### Aim of the exercise:
Repeat, line for line, the entries printed below.

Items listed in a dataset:
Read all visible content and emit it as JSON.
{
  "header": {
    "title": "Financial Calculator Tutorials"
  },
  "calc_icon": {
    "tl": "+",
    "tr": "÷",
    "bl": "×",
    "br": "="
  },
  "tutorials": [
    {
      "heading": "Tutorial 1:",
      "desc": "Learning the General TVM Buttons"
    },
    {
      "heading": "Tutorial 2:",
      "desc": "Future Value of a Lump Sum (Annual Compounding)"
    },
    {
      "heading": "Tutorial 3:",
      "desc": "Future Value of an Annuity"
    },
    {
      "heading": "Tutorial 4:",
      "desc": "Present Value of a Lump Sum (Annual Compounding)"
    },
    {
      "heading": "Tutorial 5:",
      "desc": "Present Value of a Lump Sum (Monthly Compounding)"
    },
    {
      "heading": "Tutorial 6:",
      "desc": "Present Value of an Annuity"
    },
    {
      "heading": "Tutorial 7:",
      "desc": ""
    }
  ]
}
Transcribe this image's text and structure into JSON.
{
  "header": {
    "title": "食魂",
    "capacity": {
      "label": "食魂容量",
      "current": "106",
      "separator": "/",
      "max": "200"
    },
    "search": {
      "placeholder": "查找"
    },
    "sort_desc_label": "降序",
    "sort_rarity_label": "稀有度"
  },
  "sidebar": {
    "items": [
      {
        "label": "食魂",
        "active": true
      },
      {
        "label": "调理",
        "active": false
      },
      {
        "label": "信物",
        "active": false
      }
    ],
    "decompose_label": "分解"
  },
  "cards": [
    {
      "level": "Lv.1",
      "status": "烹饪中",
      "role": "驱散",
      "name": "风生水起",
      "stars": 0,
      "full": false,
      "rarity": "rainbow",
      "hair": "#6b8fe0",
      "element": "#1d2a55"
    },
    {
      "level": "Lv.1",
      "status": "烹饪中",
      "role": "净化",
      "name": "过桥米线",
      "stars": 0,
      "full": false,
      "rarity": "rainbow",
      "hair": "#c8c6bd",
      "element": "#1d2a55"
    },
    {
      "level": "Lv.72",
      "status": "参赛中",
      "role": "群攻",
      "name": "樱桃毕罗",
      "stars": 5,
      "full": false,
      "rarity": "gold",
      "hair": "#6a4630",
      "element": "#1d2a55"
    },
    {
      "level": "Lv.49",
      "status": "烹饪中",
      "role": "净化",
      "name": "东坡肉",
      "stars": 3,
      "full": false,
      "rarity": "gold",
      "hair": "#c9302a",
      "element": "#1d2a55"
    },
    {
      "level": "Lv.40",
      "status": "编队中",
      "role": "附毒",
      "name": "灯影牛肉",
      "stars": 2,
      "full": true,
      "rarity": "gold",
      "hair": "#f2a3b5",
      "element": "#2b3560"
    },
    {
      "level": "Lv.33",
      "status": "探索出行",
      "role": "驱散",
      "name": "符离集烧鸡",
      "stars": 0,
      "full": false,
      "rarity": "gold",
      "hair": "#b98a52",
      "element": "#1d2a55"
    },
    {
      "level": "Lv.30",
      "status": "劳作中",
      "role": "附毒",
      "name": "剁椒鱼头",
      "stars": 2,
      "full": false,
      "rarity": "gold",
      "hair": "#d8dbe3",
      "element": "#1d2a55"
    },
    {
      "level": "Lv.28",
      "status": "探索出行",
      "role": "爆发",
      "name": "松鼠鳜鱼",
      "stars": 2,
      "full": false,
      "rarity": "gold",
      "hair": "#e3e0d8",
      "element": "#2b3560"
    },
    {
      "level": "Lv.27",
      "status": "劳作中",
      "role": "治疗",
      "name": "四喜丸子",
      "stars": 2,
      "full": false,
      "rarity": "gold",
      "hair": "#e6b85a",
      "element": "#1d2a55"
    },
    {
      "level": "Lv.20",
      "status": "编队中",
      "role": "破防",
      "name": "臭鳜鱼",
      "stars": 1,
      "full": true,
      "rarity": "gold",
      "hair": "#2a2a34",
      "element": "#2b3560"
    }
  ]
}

### Final result:
Read all visible content and emit it as JSON.
{
  "header": {
    "title": "Financial Calculator Tutorials"
  },
  "calc_icon": {
    "tl": "+",
    "tr": "÷",
    "bl": "×",
    "br": "="
  },
  "tutorials": [
    {
      "heading": "Tutorial 1:",
      "desc": "Learning the General TVM Buttons"
    },
    {
      "heading": "Tutorial 2:",
      "desc": "Future Value of a Lump Sum (Annual Compounding)"
    },
    {
      "heading": "Tutorial 3:",
      "desc": "Future Value of an Annuity"
    },
    {
      "heading": "Tutorial 4:",
      "desc": "Present Value of a Lump Sum (Annual Compounding)"
    },
    {
      "heading": "Tutorial 5:",
      "desc": "Present Value of a Lump Sum (Monthly Compounding)"
    },
    {
      "heading": "Tutorial 6:",
      "desc": "Present Value of an Annuity"
    },
    {
      "heading": "Tutorial 7:",
      "desc": ""
    }
  ]
}
Transcribe this image's text and structure into JSON.
{
  "header": {
    "title": "食魂",
    "capacity": {
      "label": "食魂容量",
      "current": "106",
      "separator": "/",
      "max": "200"
    },
    "search": {
      "placeholder": "查找"
    },
    "sort_desc_label": "降序",
    "sort_rarity_label": "稀有度"
  },
  "sidebar": {
    "items": [
      {
        "label": "食魂",
        "active": true
      },
      {
        "label": "调理",
        "active": false
      },
      {
        "label": "信物",
        "active": false
      }
    ],
    "decompose_label": "分解"
  },
  "cards": [
    {
      "level": "Lv.1",
      "status": "烹饪中",
      "role": "驱散",
      "name": "风生水起",
      "stars": 0,
      "full": false,
      "rarity": "rainbow",
      "hair": "#6b8fe0",
      "element": "#1d2a55"
    },
    {
      "level": "Lv.1",
      "status": "烹饪中",
      "role": "净化",
      "name": "过桥米线",
      "stars": 0,
      "full": false,
      "rarity": "rainbow",
      "hair": "#c8c6bd",
      "element": "#1d2a55"
    },
    {
      "level": "Lv.72",
      "status": "参赛中",
      "role": "群攻",
      "name": "樱桃毕罗",
      "stars": 5,
      "full": false,
      "rarity": "gold",
      "hair": "#6a4630",
      "element": "#1d2a55"
    },
    {
      "level": "Lv.49",
      "status": "烹饪中",
      "role": "净化",
      "name": "东坡肉",
      "stars": 3,
      "full": false,
      "rarity": "gold",
      "hair": "#c9302a",
      "element": "#1d2a55"
    },
    {
      "level": "Lv.40",
      "status": "编队中",
      "role": "附毒",
      "name": "灯影牛肉",
      "stars": 2,
      "full": true,
      "rarity": "gold",
      "hair": "#f2a3b5",
      "element": "#2b3560"
    },
    {
      "level": "Lv.33",
      "status": "探索出行",
      "role": "驱散",
      "name": "符离集烧鸡",
      "stars": 0,
      "full": false,
      "rarity": "gold",
      "hair": "#b98a52",
      "element": "#1d2a55"
    },
    {
      "level": "Lv.30",
      "status": "劳作中",
      "role": "附毒",
      "name": "剁椒鱼头",
      "stars": 2,
      "full": false,
      "rarity": "gold",
      "hair": "#d8dbe3",
      "element": "#1d2a55"
    },
    {
      "level": "Lv.28",
      "status": "探索出行",
      "role": "爆发",
      "name": "松鼠鳜鱼",
      "stars": 2,
      "full": false,
      "rarity": "gold",
      "hair": "#e3e0d8",
      "element": "#2b3560"
    },
    {
      "level": "Lv.27",
      "status": "劳作中",
      "role": "治疗",
      "name": "四喜丸子",
      "stars": 2,
      "full": false,
      "rarity": "gold",
      "hair": "#e6b85a",
      "element": "#1d2a55"
    },
    {
      "level": "Lv.20",
      "status": "编队中",
      "role": "破防",
      "name": "臭鳜鱼",
      "stars": 1,
      "full": true,
      "rarity": "gold",
      "hair": "#2a2a34",
      "element": "#2b3560"
    }
  ]
}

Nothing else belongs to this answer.